■ **Dataset records**
>>>
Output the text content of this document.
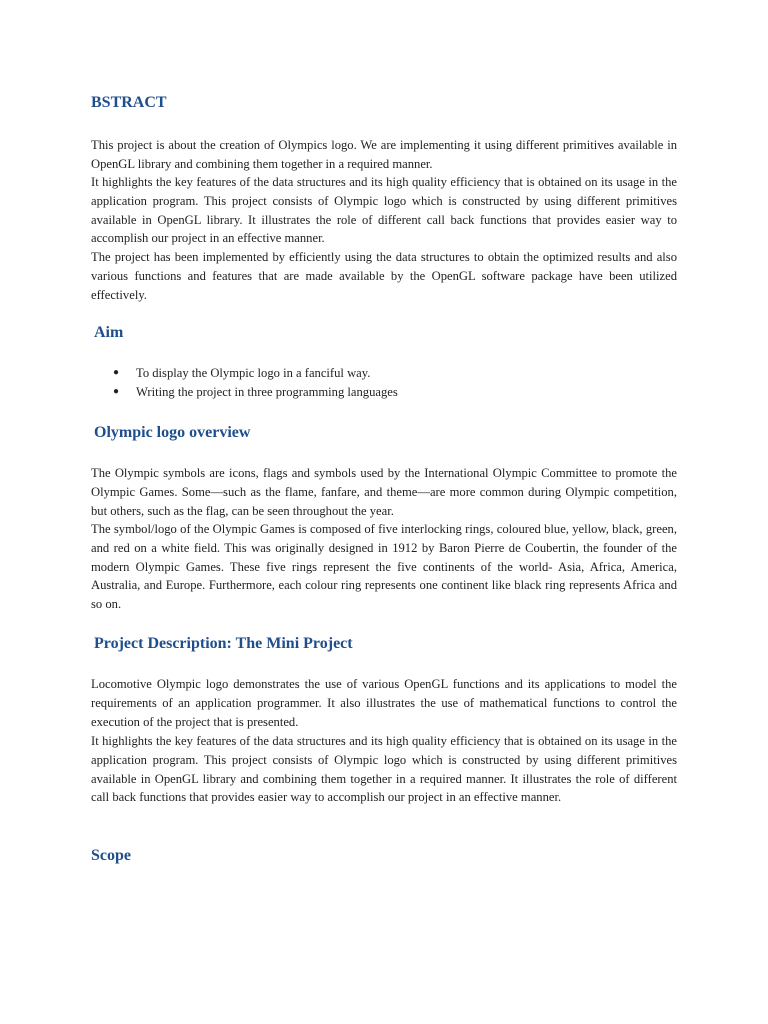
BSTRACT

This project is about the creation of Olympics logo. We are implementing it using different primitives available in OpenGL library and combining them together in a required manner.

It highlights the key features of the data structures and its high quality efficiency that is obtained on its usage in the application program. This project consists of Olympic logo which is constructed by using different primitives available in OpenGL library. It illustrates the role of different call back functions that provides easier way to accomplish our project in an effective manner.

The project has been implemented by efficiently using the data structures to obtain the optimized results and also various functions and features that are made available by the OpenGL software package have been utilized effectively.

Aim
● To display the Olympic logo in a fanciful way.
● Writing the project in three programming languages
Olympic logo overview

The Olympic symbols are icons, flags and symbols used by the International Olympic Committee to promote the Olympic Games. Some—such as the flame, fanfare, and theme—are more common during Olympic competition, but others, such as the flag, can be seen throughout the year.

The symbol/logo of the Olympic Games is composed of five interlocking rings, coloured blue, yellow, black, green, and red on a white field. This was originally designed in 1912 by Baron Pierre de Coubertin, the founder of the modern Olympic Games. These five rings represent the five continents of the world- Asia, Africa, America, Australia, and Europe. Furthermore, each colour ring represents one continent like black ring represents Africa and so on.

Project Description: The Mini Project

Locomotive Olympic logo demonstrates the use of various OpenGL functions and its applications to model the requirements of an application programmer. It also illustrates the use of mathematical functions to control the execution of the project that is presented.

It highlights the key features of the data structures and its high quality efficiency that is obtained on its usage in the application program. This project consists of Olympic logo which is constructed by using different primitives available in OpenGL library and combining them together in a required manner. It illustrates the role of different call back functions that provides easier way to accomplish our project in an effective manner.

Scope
<<<
■ **Exercise details**
Gather every line from the listing above in which "various" appears, and copy those lines.

■ **Result**
The project has been implemented by efficiently using the data structures to obtain the optimized results and also various functions and features that are made available by the OpenGL software package have been utilized effectively.
Locomotive Olympic logo demonstrates the use of various OpenGL functions and its applications to model the requirements of an application programmer. It also illustrates the use of mathematical functions to control the execution of the project that is presented.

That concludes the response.